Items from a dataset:
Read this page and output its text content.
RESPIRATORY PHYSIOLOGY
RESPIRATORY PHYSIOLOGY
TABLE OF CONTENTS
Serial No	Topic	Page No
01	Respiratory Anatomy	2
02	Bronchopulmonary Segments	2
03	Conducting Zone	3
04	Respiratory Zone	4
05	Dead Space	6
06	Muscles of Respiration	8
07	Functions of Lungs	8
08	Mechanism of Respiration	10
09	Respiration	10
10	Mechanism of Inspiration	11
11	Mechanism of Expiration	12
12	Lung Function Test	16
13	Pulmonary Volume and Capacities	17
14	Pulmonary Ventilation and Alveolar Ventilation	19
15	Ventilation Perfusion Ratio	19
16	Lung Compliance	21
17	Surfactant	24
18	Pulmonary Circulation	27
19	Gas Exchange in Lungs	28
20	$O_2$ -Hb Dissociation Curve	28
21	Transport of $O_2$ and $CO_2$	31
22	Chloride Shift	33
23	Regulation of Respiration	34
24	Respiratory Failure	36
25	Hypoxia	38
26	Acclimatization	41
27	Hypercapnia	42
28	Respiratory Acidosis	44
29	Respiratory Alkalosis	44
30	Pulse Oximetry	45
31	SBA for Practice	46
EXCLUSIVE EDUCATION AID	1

**Directions**
Print back all the lines verbatim.

**Answer for the task**
Read this page and output its text content.
RESPIRATORY PHYSIOLOGY
RESPIRATORY PHYSIOLOGY
TABLE OF CONTENTS
Serial No	Topic	Page No
01	Respiratory Anatomy	2
02	Bronchopulmonary Segments	2
03	Conducting Zone	3
04	Respiratory Zone	4
05	Dead Space	6
06	Muscles of Respiration	8
07	Functions of Lungs	8
08	Mechanism of Respiration	10
09	Respiration	10
10	Mechanism of Inspiration	11
11	Mechanism of Expiration	12
12	Lung Function Test	16
13	Pulmonary Volume and Capacities	17
14	Pulmonary Ventilation and Alveolar Ventilation	19
15	Ventilation Perfusion Ratio	19
16	Lung Compliance	21
17	Surfactant	24
18	Pulmonary Circulation	27
19	Gas Exchange in Lungs	28
20	$O_2$ -Hb Dissociation Curve	28
21	Transport of $O_2$ and $CO_2$	31
22	Chloride Shift	33
23	Regulation of Respiration	34
24	Respiratory Failure	36
25	Hypoxia	38
26	Acclimatization	41
27	Hypercapnia	42
28	Respiratory Acidosis	44
29	Respiratory Alkalosis	44
30	Pulse Oximetry	45
31	SBA for Practice	46
EXCLUSIVE EDUCATION AID	1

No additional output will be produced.